**Information provided**
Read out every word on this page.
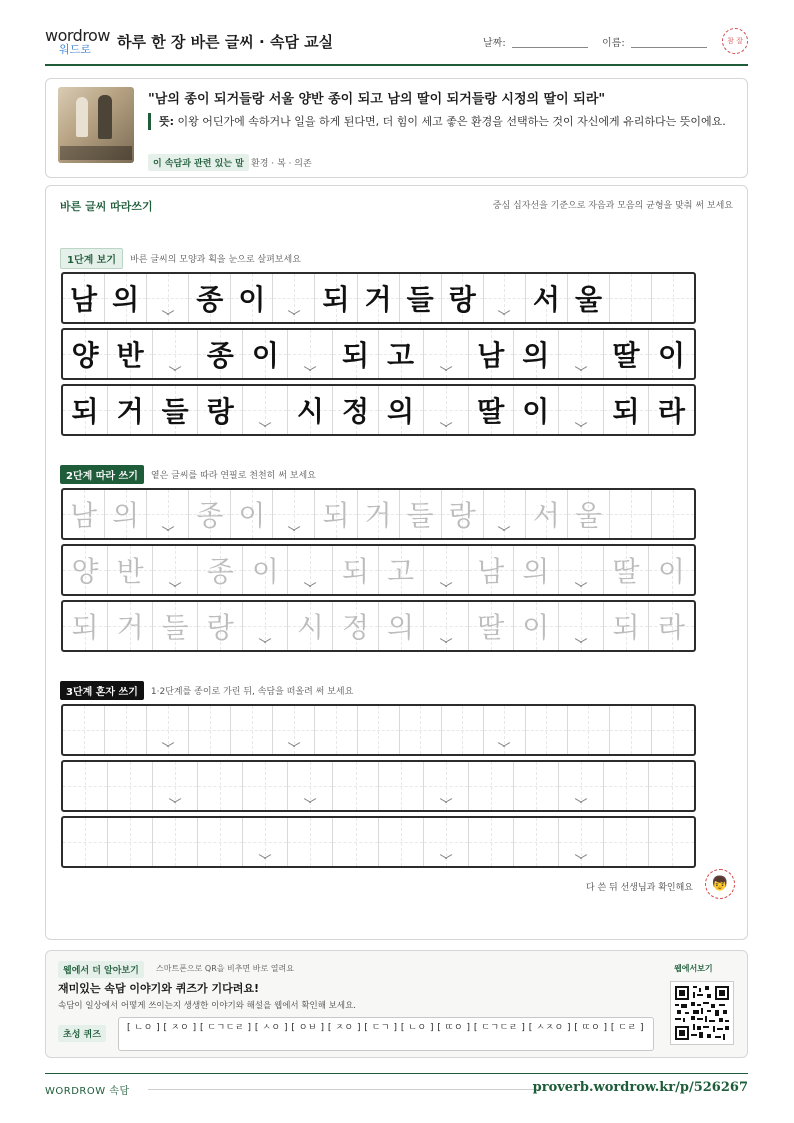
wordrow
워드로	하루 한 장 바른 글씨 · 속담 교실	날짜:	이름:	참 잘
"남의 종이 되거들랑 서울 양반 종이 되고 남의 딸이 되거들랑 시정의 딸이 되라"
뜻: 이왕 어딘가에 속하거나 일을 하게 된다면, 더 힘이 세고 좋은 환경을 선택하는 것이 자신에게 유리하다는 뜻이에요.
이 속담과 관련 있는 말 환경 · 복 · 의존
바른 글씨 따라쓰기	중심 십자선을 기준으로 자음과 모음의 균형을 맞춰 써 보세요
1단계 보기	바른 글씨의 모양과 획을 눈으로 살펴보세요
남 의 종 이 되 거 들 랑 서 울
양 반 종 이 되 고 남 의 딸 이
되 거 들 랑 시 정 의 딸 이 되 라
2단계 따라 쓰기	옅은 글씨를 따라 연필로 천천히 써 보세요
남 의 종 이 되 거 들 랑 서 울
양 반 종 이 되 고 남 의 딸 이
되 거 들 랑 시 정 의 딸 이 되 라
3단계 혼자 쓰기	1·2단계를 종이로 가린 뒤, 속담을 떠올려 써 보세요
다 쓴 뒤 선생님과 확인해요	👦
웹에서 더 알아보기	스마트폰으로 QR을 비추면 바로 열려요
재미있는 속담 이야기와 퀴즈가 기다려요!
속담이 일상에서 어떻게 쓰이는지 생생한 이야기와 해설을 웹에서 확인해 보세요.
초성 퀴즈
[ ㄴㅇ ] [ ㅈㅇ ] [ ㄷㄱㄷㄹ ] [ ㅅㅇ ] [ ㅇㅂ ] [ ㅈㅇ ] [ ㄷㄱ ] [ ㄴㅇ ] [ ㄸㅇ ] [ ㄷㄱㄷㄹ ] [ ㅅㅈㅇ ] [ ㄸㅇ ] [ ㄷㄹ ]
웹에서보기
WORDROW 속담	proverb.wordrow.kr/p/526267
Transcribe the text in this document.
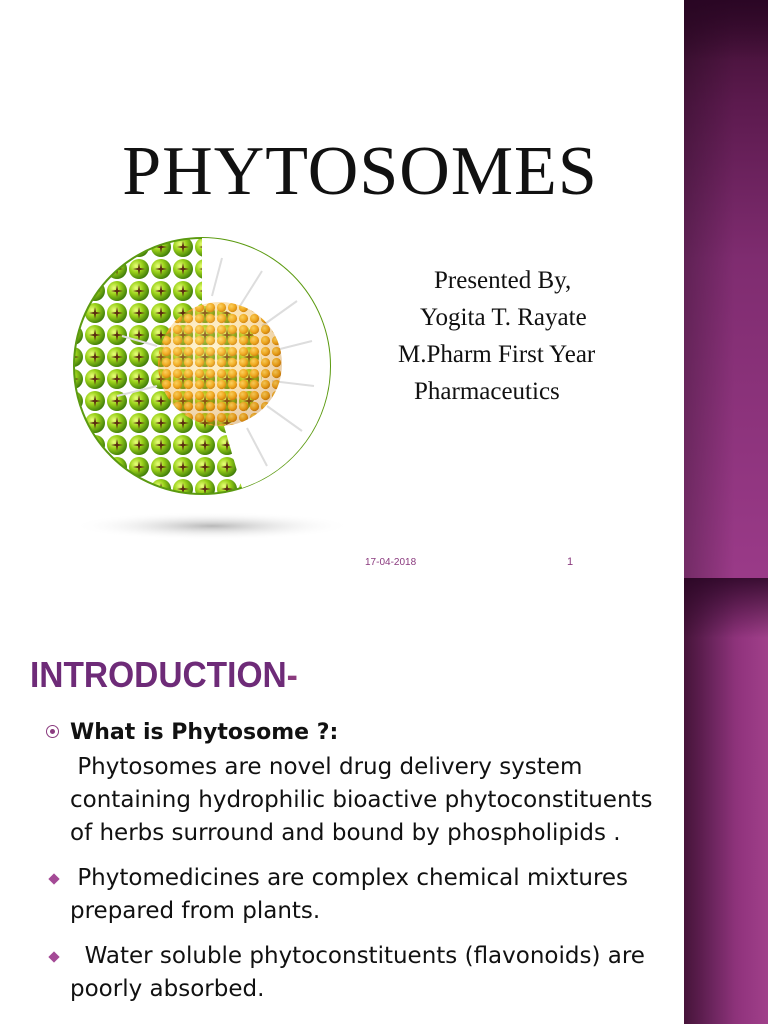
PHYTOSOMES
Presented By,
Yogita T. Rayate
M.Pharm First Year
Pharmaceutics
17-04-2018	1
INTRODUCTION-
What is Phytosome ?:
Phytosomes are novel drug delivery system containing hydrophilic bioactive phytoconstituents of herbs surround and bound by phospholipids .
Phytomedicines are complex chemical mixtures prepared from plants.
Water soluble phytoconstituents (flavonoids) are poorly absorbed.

**Given task**
Search the entries for the word "phytoconstituents" and copy every line that has it.

**Answer**
Phytosomes are novel drug delivery system containing hydrophilic bioactive phytoconstituents of herbs surround and bound by phospholipids .
Water soluble phytoconstituents (flavonoids) are poorly absorbed.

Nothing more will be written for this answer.